> [Requirement] Transcribe the records that follow, preserving every word.

> [Material shown]
________________________

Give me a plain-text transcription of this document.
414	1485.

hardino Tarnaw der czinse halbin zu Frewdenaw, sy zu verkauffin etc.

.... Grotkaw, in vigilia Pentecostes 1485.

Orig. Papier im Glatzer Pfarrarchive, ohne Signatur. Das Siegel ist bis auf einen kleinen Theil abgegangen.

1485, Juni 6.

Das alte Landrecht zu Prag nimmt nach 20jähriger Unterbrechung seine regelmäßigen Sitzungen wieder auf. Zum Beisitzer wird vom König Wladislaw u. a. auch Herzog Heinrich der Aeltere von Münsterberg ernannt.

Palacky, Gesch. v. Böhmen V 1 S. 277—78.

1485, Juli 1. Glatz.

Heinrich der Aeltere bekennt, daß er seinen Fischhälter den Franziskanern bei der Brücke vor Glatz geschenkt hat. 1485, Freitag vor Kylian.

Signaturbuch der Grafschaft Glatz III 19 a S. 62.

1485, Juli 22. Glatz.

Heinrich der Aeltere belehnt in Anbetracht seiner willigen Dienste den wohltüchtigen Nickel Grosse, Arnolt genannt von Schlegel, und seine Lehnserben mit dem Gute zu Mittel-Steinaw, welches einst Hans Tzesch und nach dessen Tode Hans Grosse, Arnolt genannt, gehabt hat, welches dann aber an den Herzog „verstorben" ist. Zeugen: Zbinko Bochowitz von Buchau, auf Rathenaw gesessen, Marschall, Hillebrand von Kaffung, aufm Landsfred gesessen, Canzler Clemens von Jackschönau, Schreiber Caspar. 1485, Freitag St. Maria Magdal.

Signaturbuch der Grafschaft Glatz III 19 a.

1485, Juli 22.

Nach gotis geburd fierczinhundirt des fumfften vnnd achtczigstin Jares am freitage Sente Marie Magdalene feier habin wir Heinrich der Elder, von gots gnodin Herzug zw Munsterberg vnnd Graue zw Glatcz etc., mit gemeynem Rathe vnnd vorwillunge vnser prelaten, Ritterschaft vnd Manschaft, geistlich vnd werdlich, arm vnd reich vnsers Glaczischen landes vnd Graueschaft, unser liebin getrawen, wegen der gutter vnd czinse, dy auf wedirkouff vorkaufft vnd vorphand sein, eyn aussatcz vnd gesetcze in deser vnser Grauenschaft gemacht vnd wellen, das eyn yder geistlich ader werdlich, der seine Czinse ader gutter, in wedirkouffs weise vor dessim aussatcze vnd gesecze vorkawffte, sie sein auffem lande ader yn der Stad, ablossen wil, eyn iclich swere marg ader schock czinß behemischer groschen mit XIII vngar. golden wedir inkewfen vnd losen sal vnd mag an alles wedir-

________________________

> [Answer to this problem]
Give me a plain-text transcription of this document.
414	1485.

hardino Tarnaw der czinse halbin zu Frewdenaw, sy zu verkauffin etc.

.... Grotkaw, in vigilia Pentecostes 1485.

Orig. Papier im Glatzer Pfarrarchive, ohne Signatur. Das Siegel ist bis auf einen kleinen Theil abgegangen.

1485, Juni 6.

Das alte Landrecht zu Prag nimmt nach 20jähriger Unterbrechung seine regelmäßigen Sitzungen wieder auf. Zum Beisitzer wird vom König Wladislaw u. a. auch Herzog Heinrich der Aeltere von Münsterberg ernannt.

Palacky, Gesch. v. Böhmen V 1 S. 277—78.

1485, Juli 1. Glatz.

Heinrich der Aeltere bekennt, daß er seinen Fischhälter den Franziskanern bei der Brücke vor Glatz geschenkt hat. 1485, Freitag vor Kylian.

Signaturbuch der Grafschaft Glatz III 19 a S. 62.

1485, Juli 22. Glatz.

Heinrich der Aeltere belehnt in Anbetracht seiner willigen Dienste den wohltüchtigen Nickel Grosse, Arnolt genannt von Schlegel, und seine Lehnserben mit dem Gute zu Mittel-Steinaw, welches einst Hans Tzesch und nach dessen Tode Hans Grosse, Arnolt genannt, gehabt hat, welches dann aber an den Herzog „verstorben" ist. Zeugen: Zbinko Bochowitz von Buchau, auf Rathenaw gesessen, Marschall, Hillebrand von Kaffung, aufm Landsfred gesessen, Canzler Clemens von Jackschönau, Schreiber Caspar. 1485, Freitag St. Maria Magdal.

Signaturbuch der Grafschaft Glatz III 19 a.

1485, Juli 22.

Nach gotis geburd fierczinhundirt des fumfften vnnd achtczigstin Jares am freitage Sente Marie Magdalene feier habin wir Heinrich der Elder, von gots gnodin Herzug zw Munsterberg vnnd Graue zw Glatcz etc., mit gemeynem Rathe vnnd vorwillunge vnser prelaten, Ritterschaft vnd Manschaft, geistlich vnd werdlich, arm vnd reich vnsers Glaczischen landes vnd Graueschaft, unser liebin getrawen, wegen der gutter vnd czinse, dy auf wedirkouff vorkaufft vnd vorphand sein, eyn aussatcz vnd gesetcze in deser vnser Grauenschaft gemacht vnd wellen, das eyn yder geistlich ader werdlich, der seine Czinse ader gutter, in wedirkouffs weise vor dessim aussatcze vnd gesecze vorkawffte, sie sein auffem lande ader yn der Stad, ablossen wil, eyn iclich swere marg ader schock czinß behemischer groschen mit XIII vngar. golden wedir inkewfen vnd losen sal vnd mag an alles wedir-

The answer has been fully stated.